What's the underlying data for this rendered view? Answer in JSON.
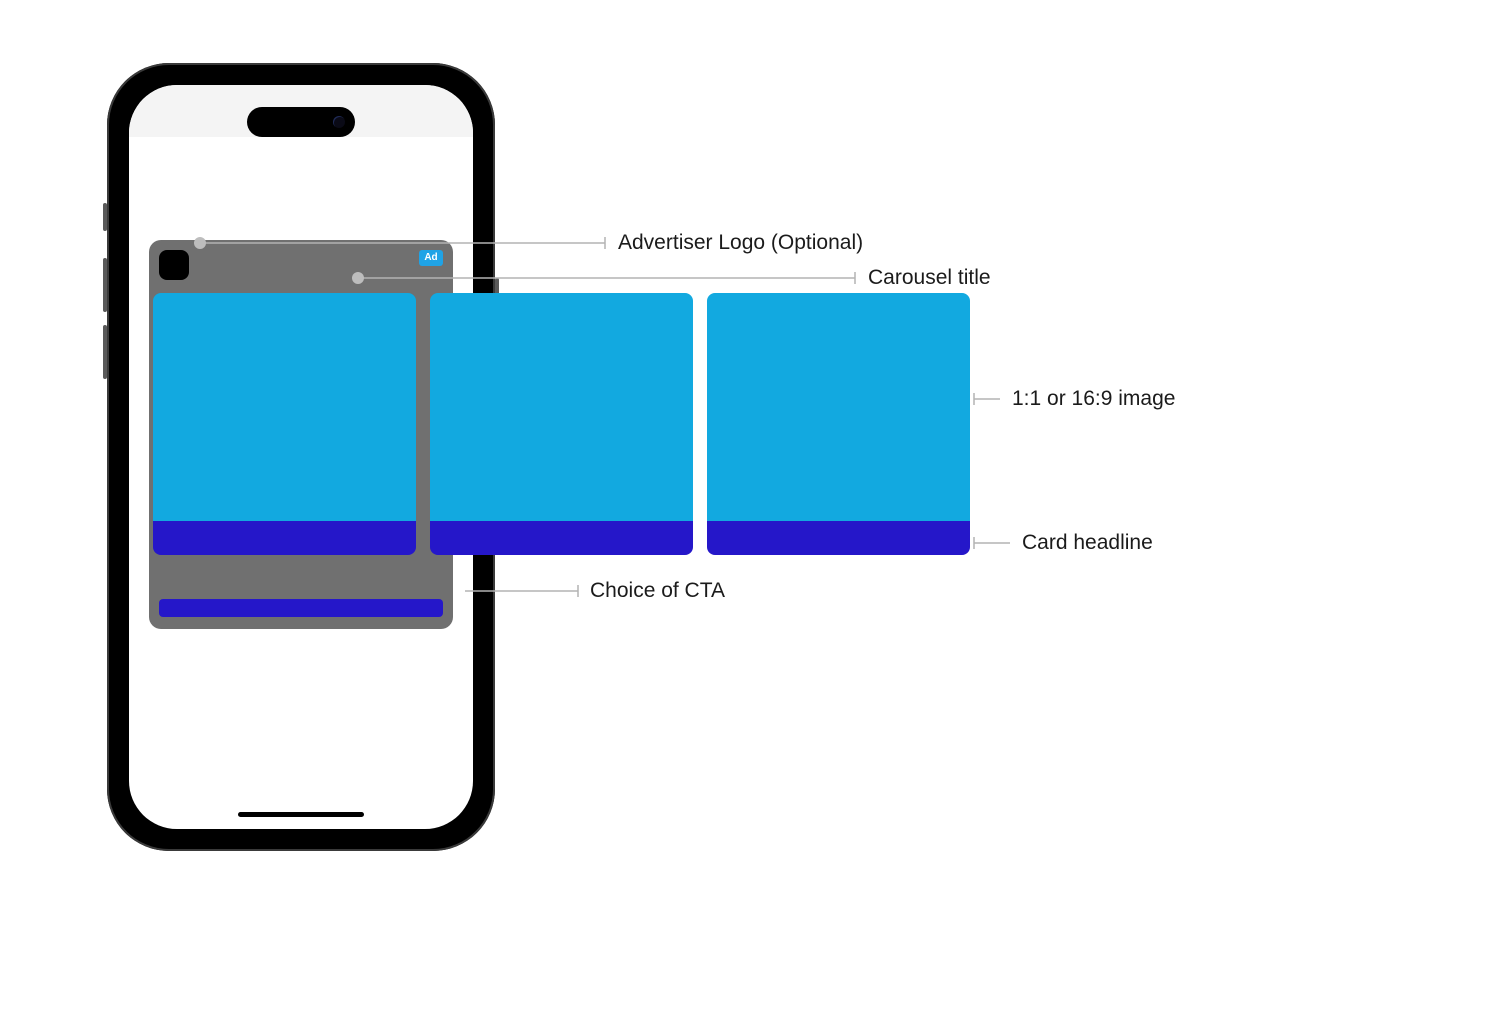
{
  "ad": {
    "badge_text": "Ad"
  },
  "annotations": {
    "advertiser_logo": "Advertiser Logo (Optional)",
    "carousel_title": "Carousel title",
    "image_spec": "1:1 or 16:9 image",
    "card_headline": "Card headline",
    "cta": "Choice of CTA"
  },
  "colors": {
    "card_image": "#12a9e0",
    "card_headline": "#2517c9",
    "ad_panel": "#707070",
    "ad_badge": "#1fa3e6",
    "leader": "#b3b3b3"
  }
}
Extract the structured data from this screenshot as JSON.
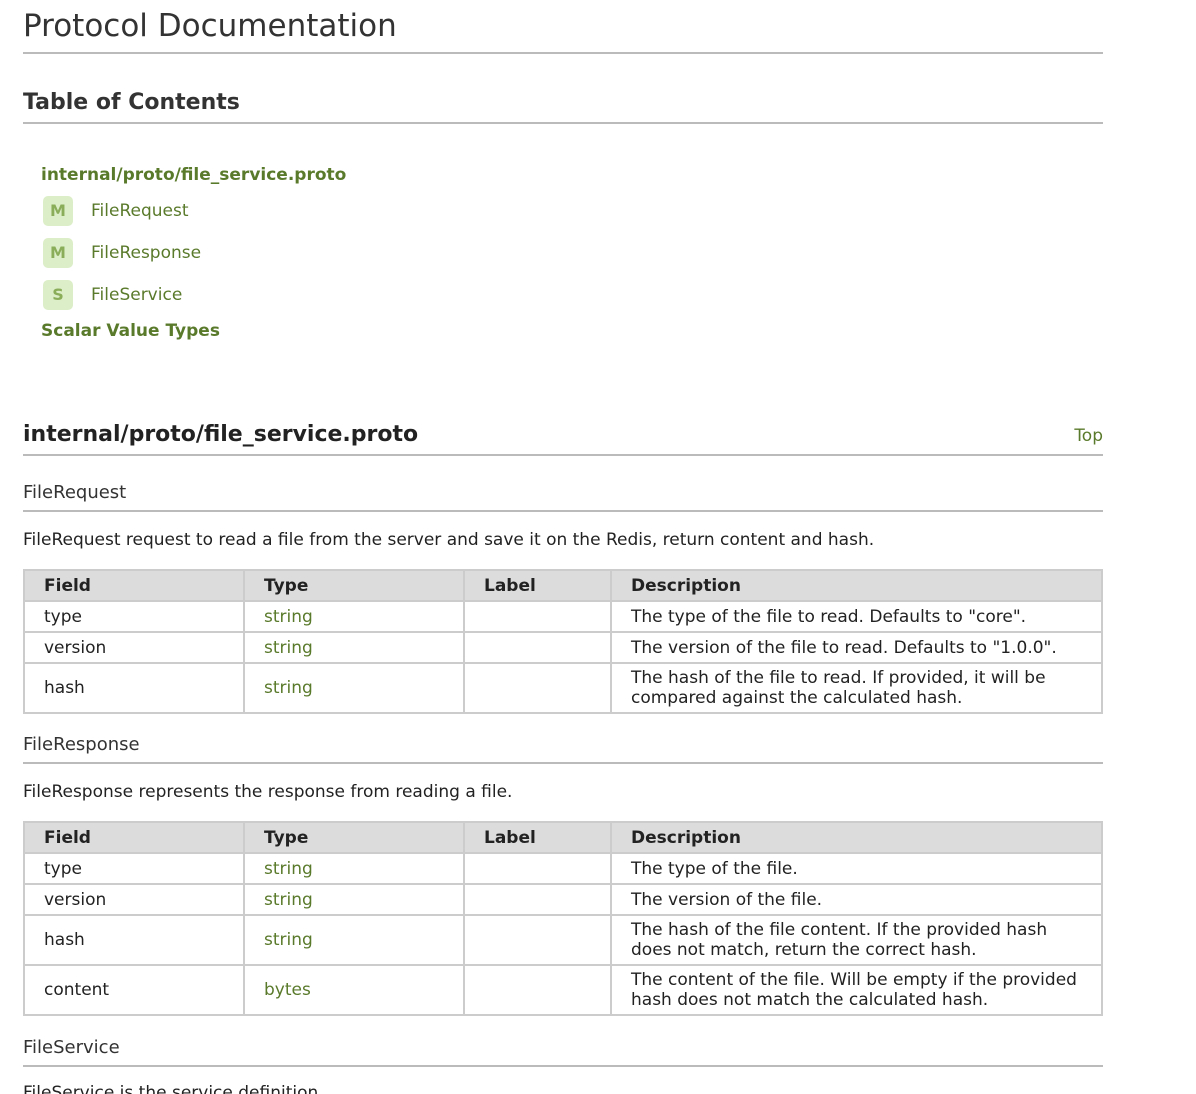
{
  "doc": {
    "title": "Protocol Documentation",
    "toc_title": "Table of Contents"
  },
  "toc": {
    "file": "internal/proto/file_service.proto",
    "items": [
      {
        "badge": "M",
        "label": "FileRequest"
      },
      {
        "badge": "M",
        "label": "FileResponse"
      },
      {
        "badge": "S",
        "label": "FileService"
      }
    ],
    "scalar": "Scalar Value Types"
  },
  "file_section": {
    "title": "internal/proto/file_service.proto",
    "top_link": "Top"
  },
  "table_headers": {
    "field": "Field",
    "type": "Type",
    "label": "Label",
    "description": "Description"
  },
  "file_request": {
    "title": "FileRequest",
    "description": "FileRequest request to read a file from the server and save it on the Redis, return content and hash.",
    "rows": [
      {
        "field": "type",
        "type": "string",
        "label": "",
        "description": "The type of the file to read. Defaults to \"core\"."
      },
      {
        "field": "version",
        "type": "string",
        "label": "",
        "description": "The version of the file to read. Defaults to \"1.0.0\"."
      },
      {
        "field": "hash",
        "type": "string",
        "label": "",
        "description": "The hash of the file to read. If provided, it will be compared against the calculated hash."
      }
    ]
  },
  "file_response": {
    "title": "FileResponse",
    "description": "FileResponse represents the response from reading a file.",
    "rows": [
      {
        "field": "type",
        "type": "string",
        "label": "",
        "description": "The type of the file."
      },
      {
        "field": "version",
        "type": "string",
        "label": "",
        "description": "The version of the file."
      },
      {
        "field": "hash",
        "type": "string",
        "label": "",
        "description": "The hash of the file content. If the provided hash does not match, return the correct hash."
      },
      {
        "field": "content",
        "type": "bytes",
        "label": "",
        "description": "The content of the file. Will be empty if the provided hash does not match the calculated hash."
      }
    ]
  },
  "file_service": {
    "title": "FileService",
    "description": "FileService is the service definition."
  },
  "colors": {
    "link": "#5a7a2b",
    "badge_bg": "#dceec8",
    "badge_text": "#8aad5a",
    "header_bg": "#dcdcdc",
    "border": "#cccccc"
  }
}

# # # #

» EXERCISE TASK
Omitting all images, print the listing exactly.

» EXERCISE ANSWER
What's the underlying data for this rendered view? Answer in JSON.
{
  "ad": {
    "badge_text": "Ad"
  },
  "annotations": {
    "advertiser_logo": "Advertiser Logo (Optional)",
    "carousel_title": "Carousel title",
    "image_spec": "1:1 or 16:9 image",
    "card_headline": "Card headline",
    "cta": "Choice of CTA"
  },
  "colors": {
    "card_image": "#12a9e0",
    "card_headline": "#2517c9",
    "ad_panel": "#707070",
    "ad_badge": "#1fa3e6",
    "leader": "#b3b3b3"
  }
}
Extract the structured data from this screenshot as JSON.
{
  "doc": {
    "title": "Protocol Documentation",
    "toc_title": "Table of Contents"
  },
  "toc": {
    "file": "internal/proto/file_service.proto",
    "items": [
      {
        "badge": "M",
        "label": "FileRequest"
      },
      {
        "badge": "M",
        "label": "FileResponse"
      },
      {
        "badge": "S",
        "label": "FileService"
      }
    ],
    "scalar": "Scalar Value Types"
  },
  "file_section": {
    "title": "internal/proto/file_service.proto",
    "top_link": "Top"
  },
  "table_headers": {
    "field": "Field",
    "type": "Type",
    "label": "Label",
    "description": "Description"
  },
  "file_request": {
    "title": "FileRequest",
    "description": "FileRequest request to read a file from the server and save it on the Redis, return content and hash.",
    "rows": [
      {
        "field": "type",
        "type": "string",
        "label": "",
        "description": "The type of the file to read. Defaults to \"core\"."
      },
      {
        "field": "version",
        "type": "string",
        "label": "",
        "description": "The version of the file to read. Defaults to \"1.0.0\"."
      },
      {
        "field": "hash",
        "type": "string",
        "label": "",
        "description": "The hash of the file to read. If provided, it will be compared against the calculated hash."
      }
    ]
  },
  "file_response": {
    "title": "FileResponse",
    "description": "FileResponse represents the response from reading a file.",
    "rows": [
      {
        "field": "type",
        "type": "string",
        "label": "",
        "description": "The type of the file."
      },
      {
        "field": "version",
        "type": "string",
        "label": "",
        "description": "The version of the file."
      },
      {
        "field": "hash",
        "type": "string",
        "label": "",
        "description": "The hash of the file content. If the provided hash does not match, return the correct hash."
      },
      {
        "field": "content",
        "type": "bytes",
        "label": "",
        "description": "The content of the file. Will be empty if the provided hash does not match the calculated hash."
      }
    ]
  },
  "file_service": {
    "title": "FileService",
    "description": "FileService is the service definition."
  },
  "colors": {
    "link": "#5a7a2b",
    "badge_bg": "#dceec8",
    "badge_text": "#8aad5a",
    "header_bg": "#dcdcdc",
    "border": "#cccccc"
  }
}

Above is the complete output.